→ Goal a
Reproduce the rows verbatim, from the line containing "title <box>111 438 560 517</box>" up to and including the line containing "blue glove and".

→ Reading passage
************

There are two complementary avenues for ensuring that humanity successfully navigates the transition into a world with advanced AI systems: Technical AI Safety and AI Governance. While Technical AI Safety is concerned with developing algorithms and frameworks for making safe AI possible, AI governance is concerned with how institutions make decisions about AI and with ensuring that AI is deployed safely (Dafoe 2020).
Compute Governance is the subfield of AI Governance concerned with controlling and governing access to computational resources (Heim 2021; Anderljung and Carlier 2021). Among different candidates for effective AI governance, Compute Governance stands out as particularly promising due to two factors:
In this post, I will explore possible implications on Compute Governance of a recently proposed technique for accelerating progress in AI research (Chen et al. 2019).

************

→ Input for this task

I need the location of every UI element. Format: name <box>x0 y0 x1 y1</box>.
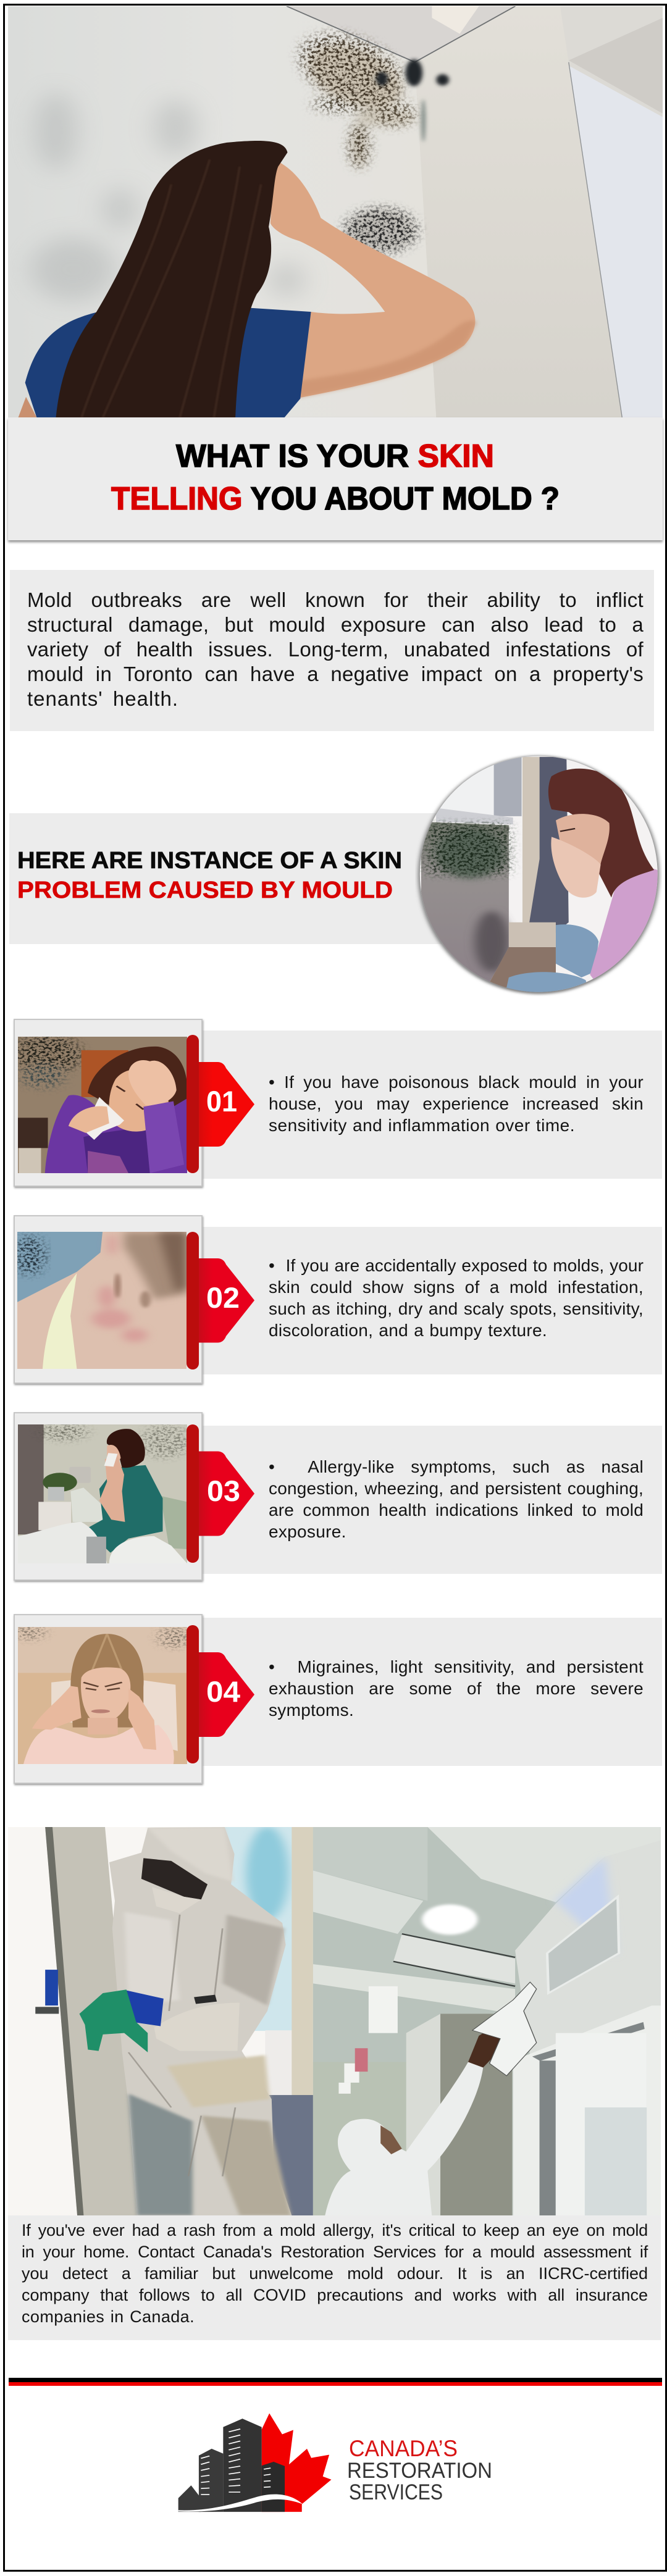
title <box>111 438 560 517</box>
item 04 panel <box>202 1618 662 1766</box>
logo wordmark: RESTORATION <box>347 2459 492 2483</box>
item 02 number badge <box>199 1258 254 1342</box>
item 03 number badge <box>199 1451 254 1536</box>
intro paragraph: variety of health issues. Long-term, unabated infestations of <box>27 638 644 661</box>
ceiling light <box>422 1904 477 1934</box>
item 02 text: • If you are accidentally exposed to molds, your <box>269 1256 644 1275</box>
title panel <box>8 417 663 540</box>
item 01 red bar <box>187 1035 199 1173</box>
item 03 red bar <box>187 1424 199 1563</box>
item 03 text: congestion, wheezing, and persistent coughing, <box>269 1479 644 1498</box>
item 04 red bar <box>187 1625 199 1763</box>
item 01 number badge: 01 <box>206 1085 237 1118</box>
woman figure <box>505 769 661 997</box>
blue t-shirt <box>25 307 311 417</box>
mould patches on wall <box>284 19 449 253</box>
logo wordmark: SERVICES <box>349 2480 443 2504</box>
intro panel <box>10 570 654 731</box>
item 03 photo: woman in bed blowing nose <box>18 1424 187 1563</box>
section heading <box>17 848 402 903</box>
item 04 text: • Migraines, light sensitivity, and persistent <box>269 1657 644 1676</box>
closing paragraph: companies in Canada. <box>22 2307 195 2326</box>
photo: technicians in protective suits disinfecting <box>8 1827 661 2215</box>
item 01 text <box>269 1073 644 1135</box>
item 01 text: house, you may experience increased skin <box>269 1094 644 1113</box>
item 03 text: exposure. <box>269 1522 346 1541</box>
title: WHAT IS YOUR SKIN <box>176 438 494 474</box>
hand holding sprayer <box>468 1982 537 2076</box>
section heading: HERE ARE INSTANCE OF A SKIN <box>17 848 402 874</box>
woman's arm and hand <box>271 159 475 399</box>
item 02 photo frame <box>14 1215 203 1384</box>
item 02 text: skin could show signs of a mold infestation, <box>269 1278 644 1297</box>
blue glove and green cloth <box>80 1989 164 2052</box>
intro paragraph: mould in Toronto can have a negative impact on a property's <box>27 663 644 685</box>
intro paragraph <box>27 588 644 710</box>
item 02 text: discoloration, and a bumpy texture. <box>269 1321 547 1340</box>
item 04 photo frame <box>14 1614 203 1784</box>
item 02 red bar <box>187 1232 199 1370</box>
item 01 text: sensitivity and inflammation over time. <box>269 1116 575 1135</box>
item 04 photo: woman with migraine <box>18 1627 187 1764</box>
item 03 text: • Allergy-like symptoms, such as nasal <box>269 1457 644 1476</box>
item 03 photo frame <box>14 1412 203 1581</box>
protective suit, right technician <box>325 2062 483 2215</box>
protective suit, left technician <box>109 1827 292 2215</box>
intro paragraph: tenants' health. <box>27 687 178 710</box>
item 03 text <box>269 1457 644 1541</box>
long dark hair <box>56 141 288 417</box>
item 01 panel <box>202 1031 662 1179</box>
item 01 text: • If you have poisonous black mould in your <box>269 1073 644 1092</box>
company logo <box>178 2413 492 2512</box>
hero photo: woman looking at mouldy wall <box>8 6 663 417</box>
item 04 text: symptoms. <box>269 1700 354 1720</box>
item 02 panel <box>202 1227 662 1374</box>
item 02 photo: skin rash on chest <box>17 1232 187 1369</box>
section heading panel <box>9 813 442 944</box>
item 03 text: are common health indications linked to mold <box>269 1500 644 1520</box>
section heading: PROBLEM CAUSED BY MOULD <box>17 877 393 903</box>
circular photo: woman covering her face beside mouldy wall <box>415 754 662 996</box>
closing paragraph <box>22 2221 648 2326</box>
item 02 text: such as itching, dry and scaly spots, sensitivity, <box>269 1299 644 1318</box>
closing paragraph: company that follows to all COVID precautions and works with all insurance <box>22 2286 648 2304</box>
door and frame <box>513 2005 661 2215</box>
item 04 text: exhaustion are some of the more severe <box>269 1679 644 1698</box>
pendant lamps <box>338 1986 398 2094</box>
wall vent <box>547 1897 619 1993</box>
item 04 number badge: 04 <box>206 1675 240 1708</box>
item 04 number badge <box>199 1652 254 1737</box>
item 03 number badge: 03 <box>207 1474 240 1507</box>
closing paragraph: you detect a familiar but unwelcome mold odour. It is an IICRC-certified <box>22 2264 648 2283</box>
intro paragraph: structural damage, but mould exposure can also lead to a <box>27 613 644 636</box>
item 02 number badge: 02 <box>206 1281 240 1314</box>
intro paragraph: Mold outbreaks are well known for their ability to inflict <box>27 588 644 611</box>
item 01 photo frame <box>14 1019 203 1187</box>
logo wordmark: CANADA’S <box>349 2436 458 2461</box>
closing paragraph: in your home. Contact Canada's Restoration Services for a mould assessment if <box>22 2243 648 2261</box>
item 03 panel <box>202 1426 662 1574</box>
item 02 text <box>269 1256 644 1340</box>
icon: maple leaf and buildings <box>178 2414 332 2512</box>
closing panel <box>8 2215 661 2340</box>
item 01 number badge <box>199 1062 254 1147</box>
black and red divider <box>9 2378 662 2386</box>
item 04 text <box>269 1657 644 1720</box>
closing paragraph: If you've ever had a rash from a mold allergy, it's critical to keep an eye on mold <box>22 2221 648 2239</box>
item 01 photo: woman sneezing with tissue <box>18 1037 187 1173</box>
logo wordmark <box>347 2436 492 2504</box>
title: TELLING YOU ABOUT MOLD ? <box>111 481 560 517</box>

************

→ Goal b
According to the passage on AI governance, which two complementary avenues help ensure that humanity successfully navigates the transition into a world with advanced AI systems?

→ Full answer a
title <box>111 438 560 517</box>
item 04 panel <box>202 1618 662 1766</box>
logo wordmark: RESTORATION <box>347 2459 492 2483</box>
item 02 number badge <box>199 1258 254 1342</box>
item 03 number badge <box>199 1451 254 1536</box>
intro paragraph: variety of health issues. Long-term, unabated infestations of <box>27 638 644 661</box>
ceiling light <box>422 1904 477 1934</box>
item 02 text: • If you are accidentally exposed to molds, your <box>269 1256 644 1275</box>
title panel <box>8 417 663 540</box>
item 01 red bar <box>187 1035 199 1173</box>
item 03 red bar <box>187 1424 199 1563</box>
item 03 text: congestion, wheezing, and persistent coughing, <box>269 1479 644 1498</box>
item 04 red bar <box>187 1625 199 1763</box>
item 01 number badge: 01 <box>206 1085 237 1118</box>
woman figure <box>505 769 661 997</box>
blue t-shirt <box>25 307 311 417</box>
mould patches on wall <box>284 19 449 253</box>
logo wordmark: SERVICES <box>349 2480 443 2504</box>
intro panel <box>10 570 654 731</box>
item 03 photo: woman in bed blowing nose <box>18 1424 187 1563</box>
section heading <box>17 848 402 903</box>
item 04 text: • Migraines, light sensitivity, and persistent <box>269 1657 644 1676</box>
closing paragraph: companies in Canada. <box>22 2307 195 2326</box>
photo: technicians in protective suits disinfecting <box>8 1827 661 2215</box>
item 01 text <box>269 1073 644 1135</box>
item 01 text: house, you may experience increased skin <box>269 1094 644 1113</box>
item 03 text: exposure. <box>269 1522 346 1541</box>
title: WHAT IS YOUR SKIN <box>176 438 494 474</box>
hand holding sprayer <box>468 1982 537 2076</box>
section heading: HERE ARE INSTANCE OF A SKIN <box>17 848 402 874</box>
woman's arm and hand <box>271 159 475 399</box>
item 02 photo frame <box>14 1215 203 1384</box>
item 02 text: skin could show signs of a mold infestation, <box>269 1278 644 1297</box>
blue glove and green cloth <box>80 1989 164 2052</box>

→ Full answer b
Technical AI Safety and AI Governance.